> [Work to complete]: Return only the number of lines holding the word "Data를".

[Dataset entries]
Start
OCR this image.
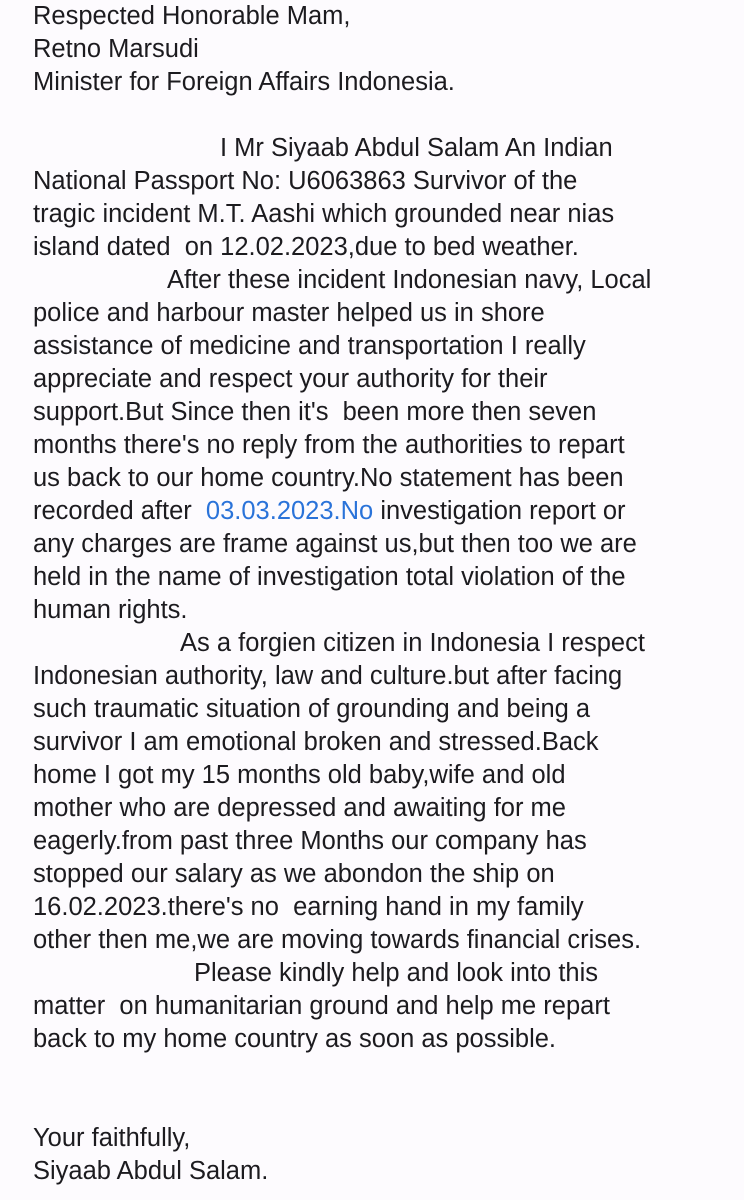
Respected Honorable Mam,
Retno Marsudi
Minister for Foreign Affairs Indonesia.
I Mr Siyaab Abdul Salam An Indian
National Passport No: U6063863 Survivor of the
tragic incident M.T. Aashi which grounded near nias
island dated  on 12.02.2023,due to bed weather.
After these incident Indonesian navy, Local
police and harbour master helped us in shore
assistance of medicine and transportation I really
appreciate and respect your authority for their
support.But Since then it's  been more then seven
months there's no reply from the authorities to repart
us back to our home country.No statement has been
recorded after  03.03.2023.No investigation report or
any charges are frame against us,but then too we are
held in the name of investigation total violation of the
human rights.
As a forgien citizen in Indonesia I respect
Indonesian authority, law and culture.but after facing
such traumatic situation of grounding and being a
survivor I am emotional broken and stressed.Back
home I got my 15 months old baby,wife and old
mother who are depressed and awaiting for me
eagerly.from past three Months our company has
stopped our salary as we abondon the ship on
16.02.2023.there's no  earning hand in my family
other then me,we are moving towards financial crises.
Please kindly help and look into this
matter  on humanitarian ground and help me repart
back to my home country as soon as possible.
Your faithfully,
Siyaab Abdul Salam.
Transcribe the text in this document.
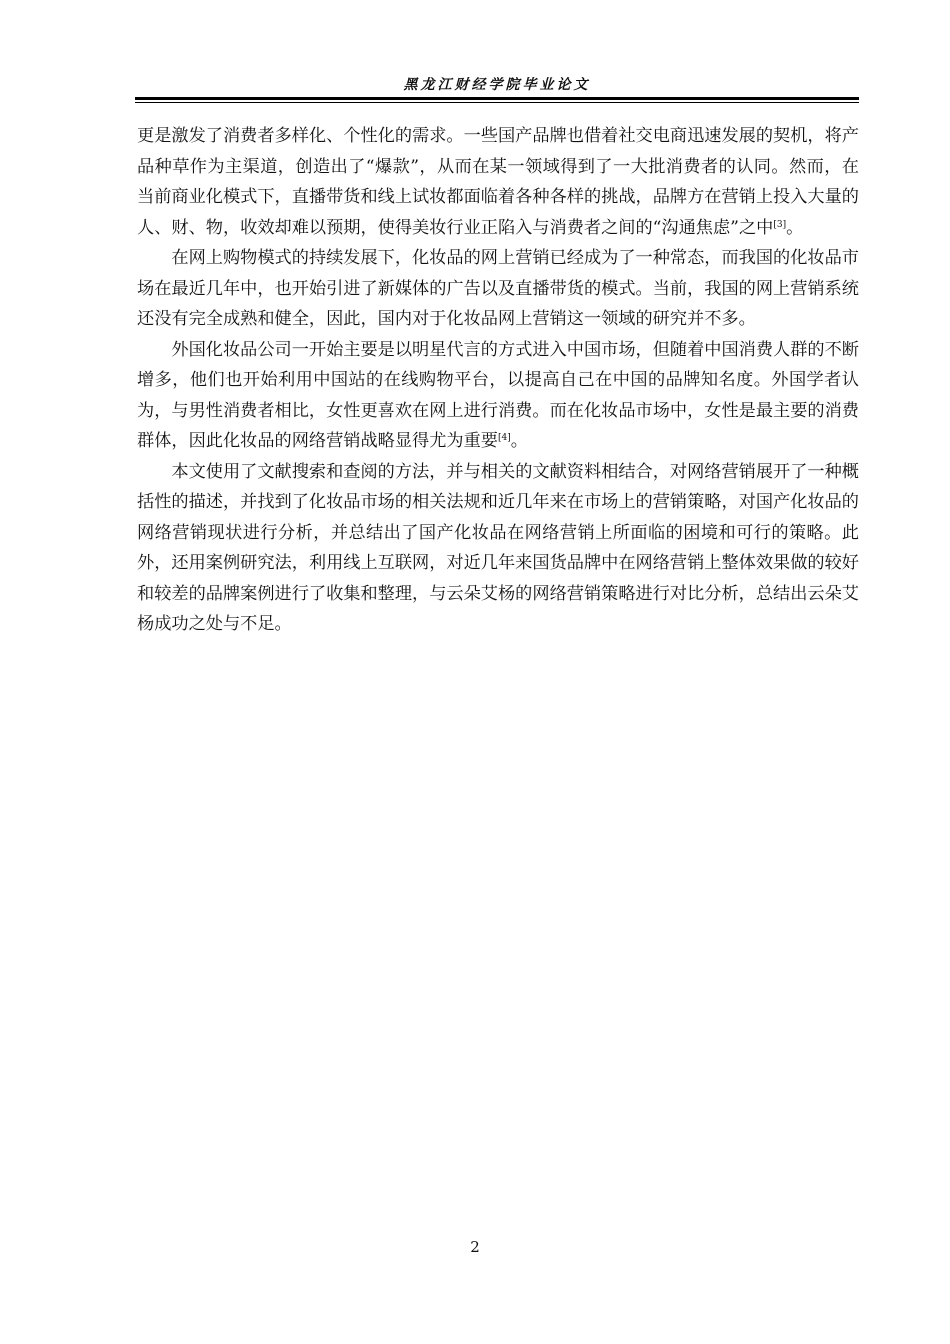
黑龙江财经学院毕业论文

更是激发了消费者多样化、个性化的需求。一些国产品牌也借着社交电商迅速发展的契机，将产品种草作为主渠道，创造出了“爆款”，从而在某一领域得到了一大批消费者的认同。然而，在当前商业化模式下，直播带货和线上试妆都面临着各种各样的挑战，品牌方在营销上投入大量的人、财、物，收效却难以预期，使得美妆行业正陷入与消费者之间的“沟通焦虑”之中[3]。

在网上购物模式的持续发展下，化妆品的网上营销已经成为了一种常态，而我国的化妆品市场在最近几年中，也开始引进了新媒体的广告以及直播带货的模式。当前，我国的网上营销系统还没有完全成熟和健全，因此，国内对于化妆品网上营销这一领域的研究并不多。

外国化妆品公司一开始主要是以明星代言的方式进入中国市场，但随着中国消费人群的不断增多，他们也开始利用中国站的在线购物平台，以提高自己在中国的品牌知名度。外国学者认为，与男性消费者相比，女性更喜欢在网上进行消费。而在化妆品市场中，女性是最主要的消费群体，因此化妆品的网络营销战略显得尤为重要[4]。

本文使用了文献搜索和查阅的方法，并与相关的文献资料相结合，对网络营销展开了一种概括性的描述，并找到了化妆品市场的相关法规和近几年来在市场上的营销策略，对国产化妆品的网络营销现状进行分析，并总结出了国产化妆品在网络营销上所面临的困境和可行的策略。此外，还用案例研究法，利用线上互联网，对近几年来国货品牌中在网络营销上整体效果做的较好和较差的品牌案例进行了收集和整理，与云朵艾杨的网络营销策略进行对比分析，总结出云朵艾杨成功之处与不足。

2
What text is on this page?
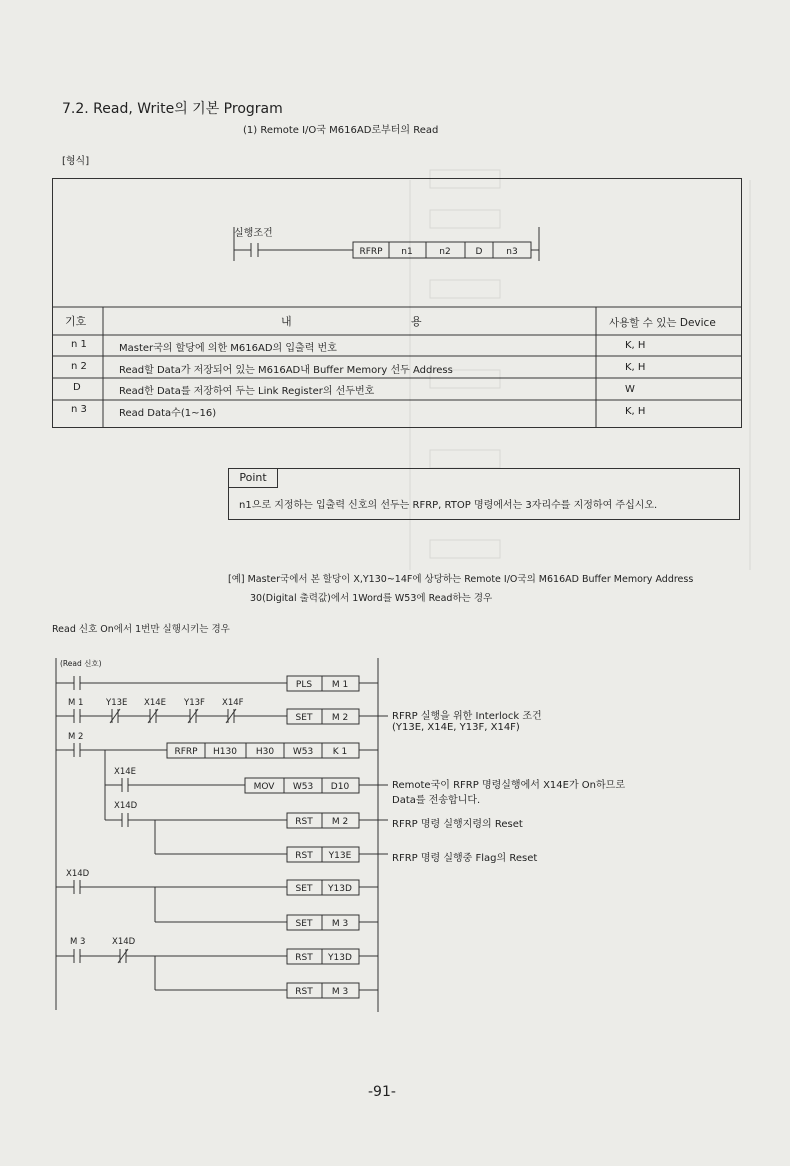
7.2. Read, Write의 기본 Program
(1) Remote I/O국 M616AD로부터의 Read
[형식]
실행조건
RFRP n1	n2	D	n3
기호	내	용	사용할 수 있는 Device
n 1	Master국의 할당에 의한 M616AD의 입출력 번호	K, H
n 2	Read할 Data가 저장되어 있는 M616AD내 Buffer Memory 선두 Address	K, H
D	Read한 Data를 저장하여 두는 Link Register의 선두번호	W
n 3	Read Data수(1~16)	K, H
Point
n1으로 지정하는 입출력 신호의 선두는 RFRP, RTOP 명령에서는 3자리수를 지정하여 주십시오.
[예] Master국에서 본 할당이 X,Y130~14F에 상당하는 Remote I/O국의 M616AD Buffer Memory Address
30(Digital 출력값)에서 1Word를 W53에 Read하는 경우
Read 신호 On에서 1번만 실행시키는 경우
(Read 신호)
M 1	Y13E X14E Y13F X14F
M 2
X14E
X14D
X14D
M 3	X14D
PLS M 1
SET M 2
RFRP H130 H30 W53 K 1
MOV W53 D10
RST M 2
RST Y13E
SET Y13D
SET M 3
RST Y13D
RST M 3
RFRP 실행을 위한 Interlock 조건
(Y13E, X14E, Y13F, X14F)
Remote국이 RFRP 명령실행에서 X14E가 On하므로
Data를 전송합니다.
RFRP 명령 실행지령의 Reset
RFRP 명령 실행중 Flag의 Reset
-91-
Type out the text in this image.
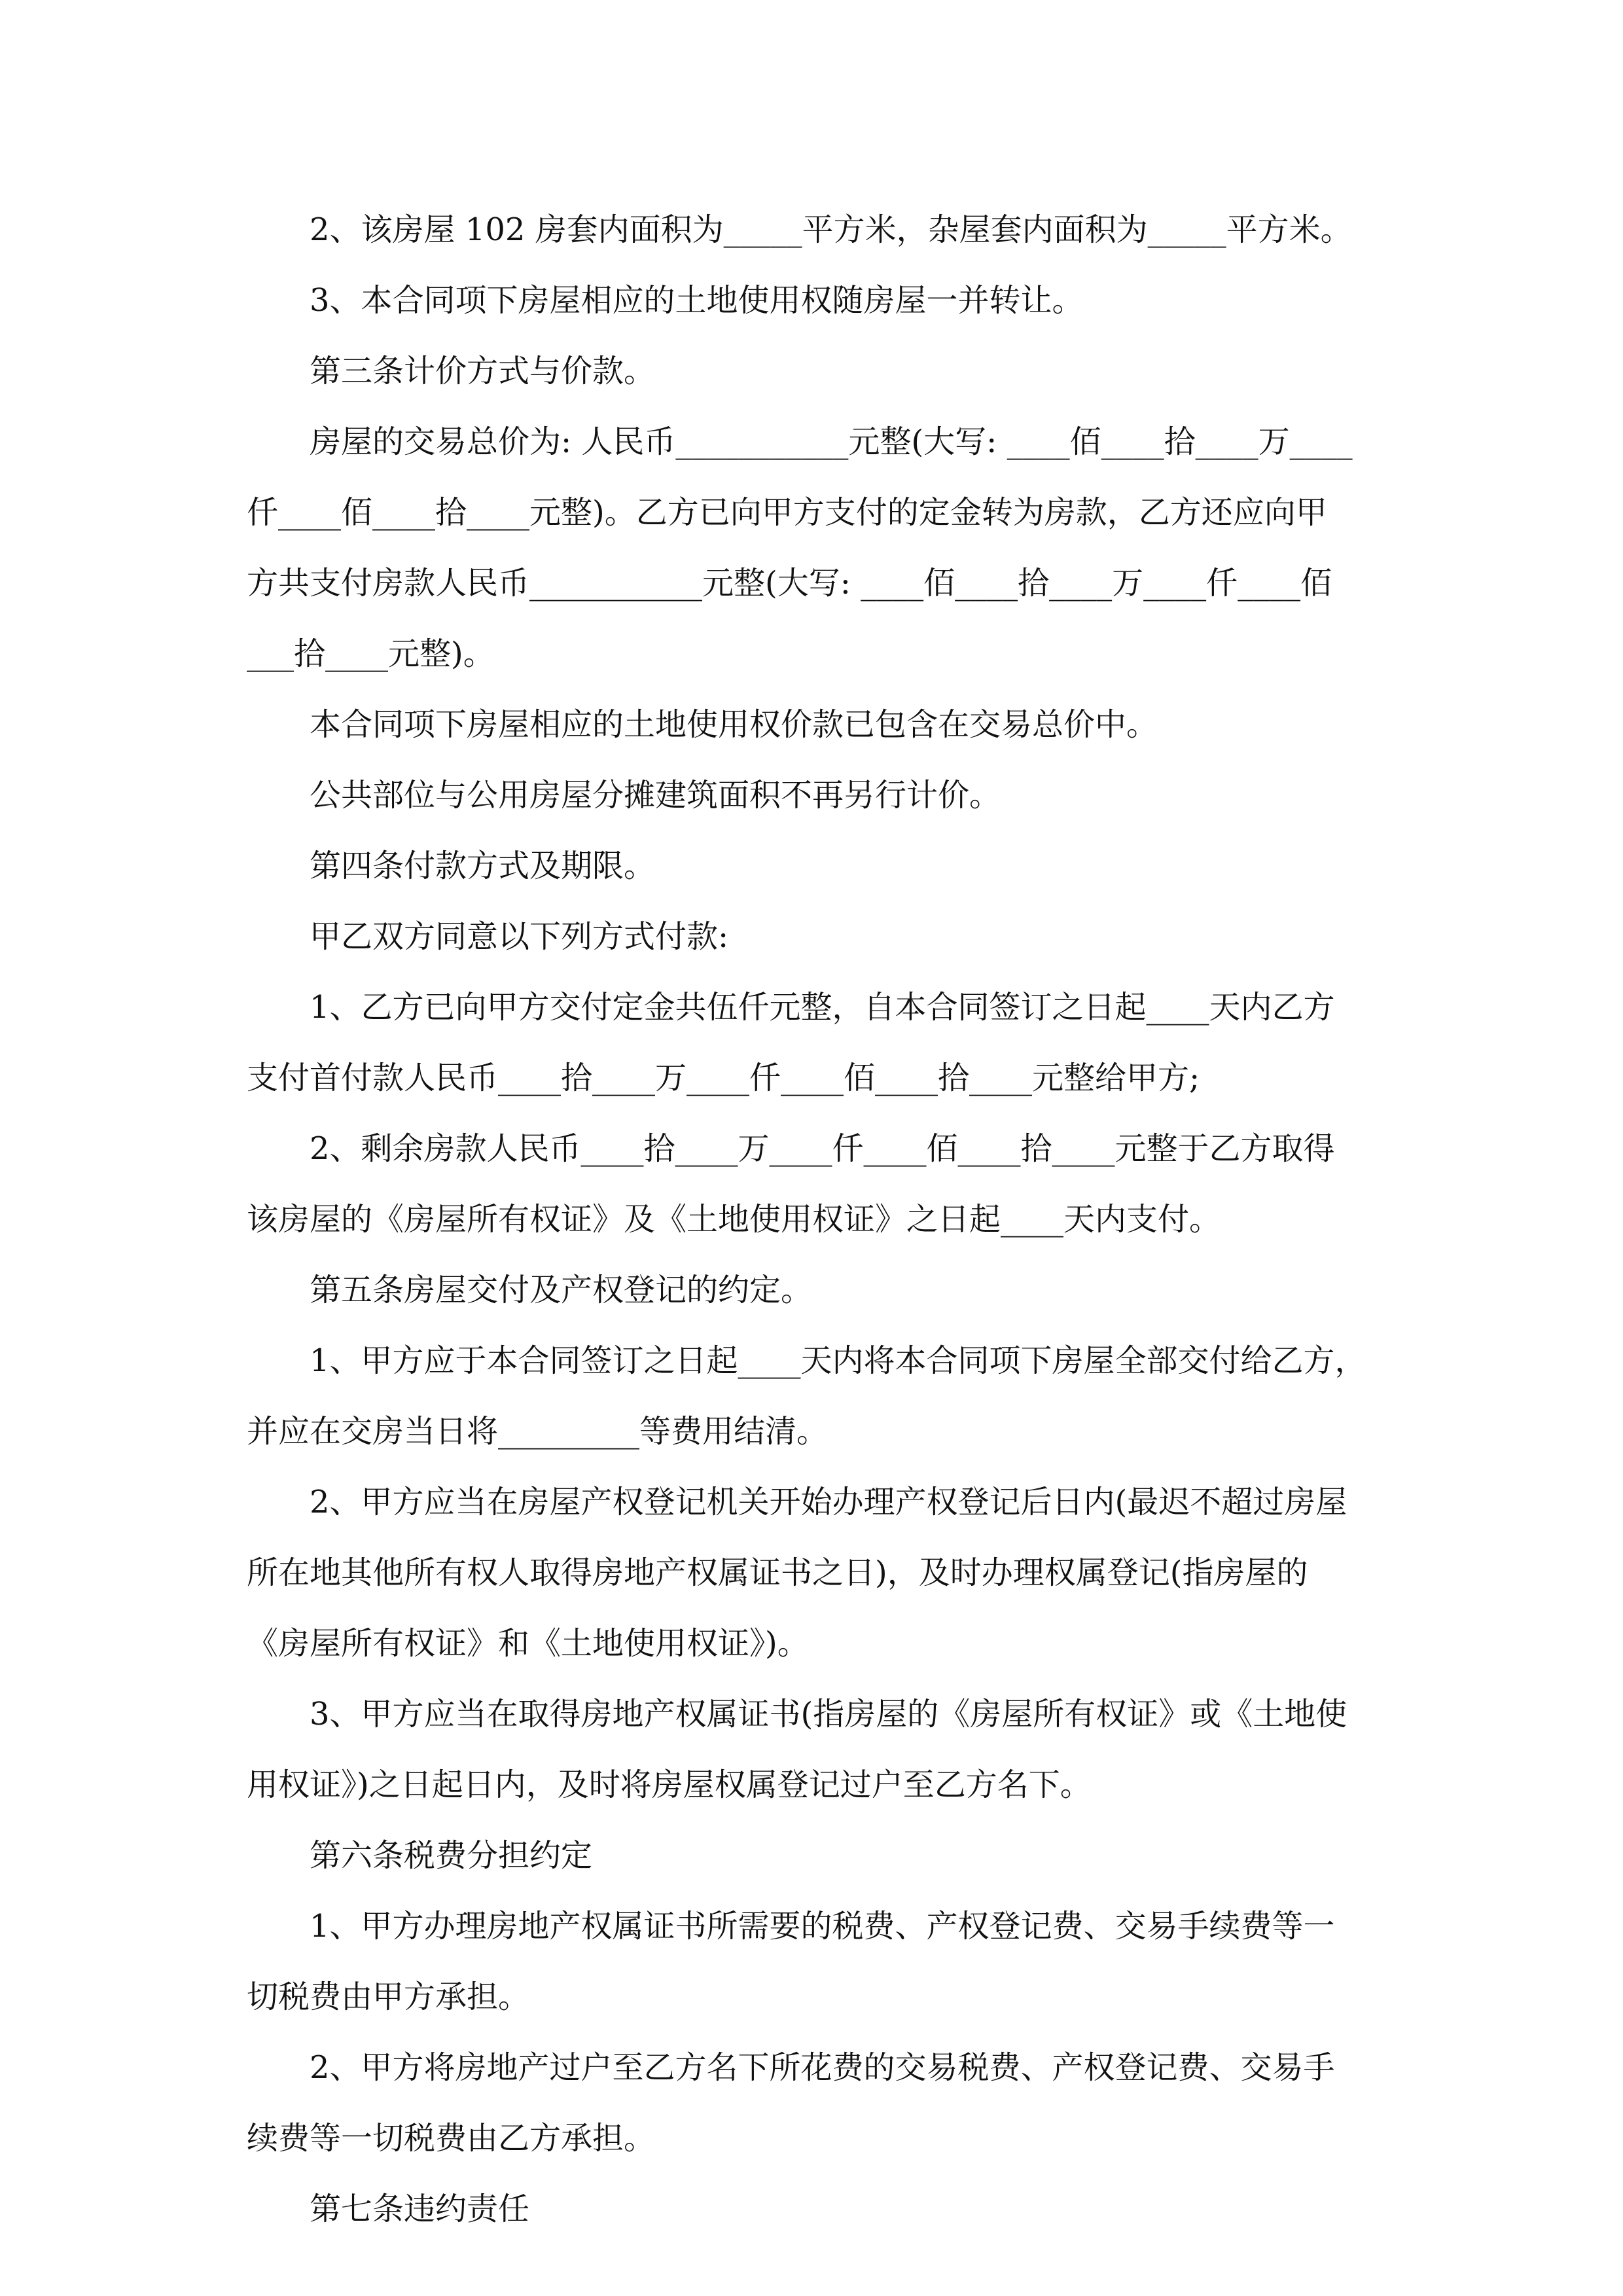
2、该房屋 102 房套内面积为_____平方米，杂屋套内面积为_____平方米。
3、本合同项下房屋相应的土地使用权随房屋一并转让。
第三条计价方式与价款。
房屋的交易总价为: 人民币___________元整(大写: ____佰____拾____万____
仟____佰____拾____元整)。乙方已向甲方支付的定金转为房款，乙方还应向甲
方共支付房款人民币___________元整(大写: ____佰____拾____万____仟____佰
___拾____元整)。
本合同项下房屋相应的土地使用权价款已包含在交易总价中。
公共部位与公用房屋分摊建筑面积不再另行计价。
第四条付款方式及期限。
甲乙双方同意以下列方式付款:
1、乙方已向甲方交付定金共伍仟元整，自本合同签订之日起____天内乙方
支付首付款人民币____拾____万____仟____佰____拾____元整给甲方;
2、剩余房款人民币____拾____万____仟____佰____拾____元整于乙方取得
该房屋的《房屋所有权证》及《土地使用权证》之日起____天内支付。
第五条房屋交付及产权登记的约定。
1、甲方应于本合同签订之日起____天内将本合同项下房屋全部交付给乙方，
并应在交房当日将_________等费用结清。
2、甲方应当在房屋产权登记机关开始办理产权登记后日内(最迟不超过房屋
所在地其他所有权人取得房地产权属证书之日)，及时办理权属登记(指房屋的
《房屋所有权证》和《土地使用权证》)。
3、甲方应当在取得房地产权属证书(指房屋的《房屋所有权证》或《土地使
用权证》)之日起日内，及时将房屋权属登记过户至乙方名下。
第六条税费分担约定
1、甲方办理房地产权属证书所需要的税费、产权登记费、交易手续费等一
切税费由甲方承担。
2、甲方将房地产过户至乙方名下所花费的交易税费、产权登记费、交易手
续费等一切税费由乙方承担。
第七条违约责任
End
> [Solution to the exercise]: 2